**Instruction**.
Write out the full set of records exactly. Any pictures in them do not belong in the copy.

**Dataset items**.
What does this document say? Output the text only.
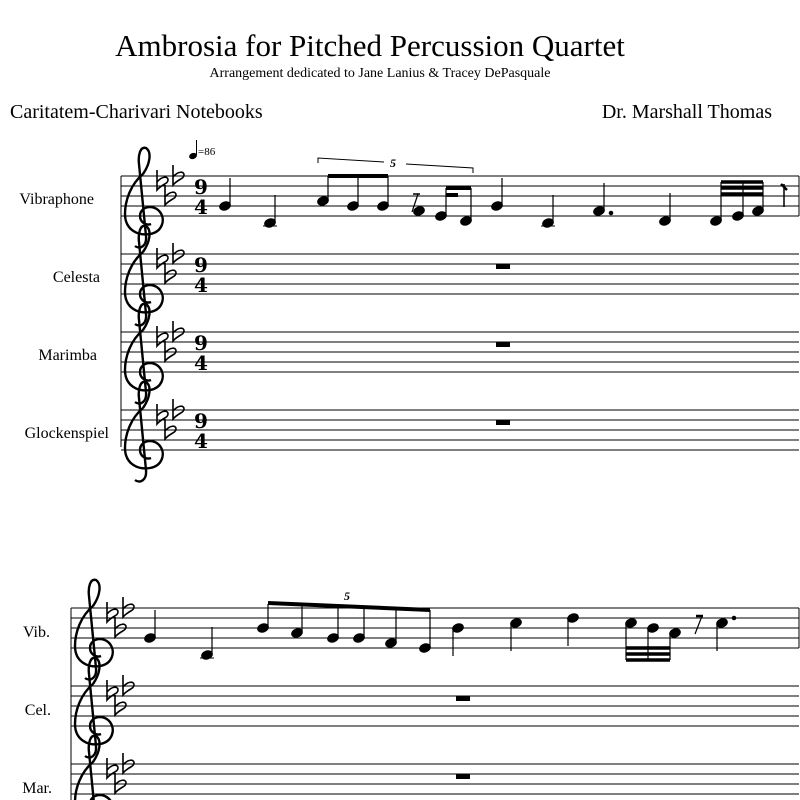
Ambrosia for Pitched Percussion Quartet
Arrangement dedicated to Jane Lanius & Tracey DePasquale
Caritatem-Charivari Notebooks	Dr. Marshall Thomas
Vibraphone
Celesta
Marimba
Glockenspiel
Vib.
Cel.
Mar.
=86
9
4
9
4
9
4
9
4
5
5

**Answer below**.
What does this document say? Output the text only.
Ambrosia for Pitched Percussion Quartet
Arrangement dedicated to Jane Lanius & Tracey DePasquale
Caritatem-Charivari Notebooks	Dr. Marshall Thomas
Vibraphone
Celesta
Marimba
Glockenspiel
Vib.
Cel.
Mar.
=86
9
4
9
4
9
4
9
4
5
5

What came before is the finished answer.